Go through the listing below and gather every line with the word "依法治校".

* Data to process:
———

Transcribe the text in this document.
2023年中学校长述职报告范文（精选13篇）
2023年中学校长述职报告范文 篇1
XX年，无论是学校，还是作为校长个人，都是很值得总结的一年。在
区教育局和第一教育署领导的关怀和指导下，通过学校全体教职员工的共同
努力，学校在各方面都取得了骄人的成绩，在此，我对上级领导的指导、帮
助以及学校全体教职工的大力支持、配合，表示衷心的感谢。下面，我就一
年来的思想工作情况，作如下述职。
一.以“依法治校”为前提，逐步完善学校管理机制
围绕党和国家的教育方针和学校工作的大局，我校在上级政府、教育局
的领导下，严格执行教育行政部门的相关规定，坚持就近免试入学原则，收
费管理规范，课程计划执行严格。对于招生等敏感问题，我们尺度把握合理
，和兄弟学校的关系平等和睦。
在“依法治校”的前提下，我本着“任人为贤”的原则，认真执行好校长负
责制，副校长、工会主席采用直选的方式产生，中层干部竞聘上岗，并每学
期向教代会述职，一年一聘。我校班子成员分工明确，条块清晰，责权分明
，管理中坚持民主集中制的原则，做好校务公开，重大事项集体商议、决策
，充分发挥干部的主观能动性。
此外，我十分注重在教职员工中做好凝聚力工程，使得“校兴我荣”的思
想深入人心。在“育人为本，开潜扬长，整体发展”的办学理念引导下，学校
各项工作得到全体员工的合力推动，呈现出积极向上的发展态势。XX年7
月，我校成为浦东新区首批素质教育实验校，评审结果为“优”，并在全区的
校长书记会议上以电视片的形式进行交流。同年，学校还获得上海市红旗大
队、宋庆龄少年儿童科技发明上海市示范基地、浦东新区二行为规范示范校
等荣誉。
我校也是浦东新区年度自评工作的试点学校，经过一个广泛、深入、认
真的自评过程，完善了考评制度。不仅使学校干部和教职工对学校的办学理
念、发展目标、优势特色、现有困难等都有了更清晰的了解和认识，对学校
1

———

* Reply:
一.以“依法治校”为前提，逐步完善学校管理机制
在“依法治校”的前提下，我本着“任人为贤”的原则，认真执行好校长负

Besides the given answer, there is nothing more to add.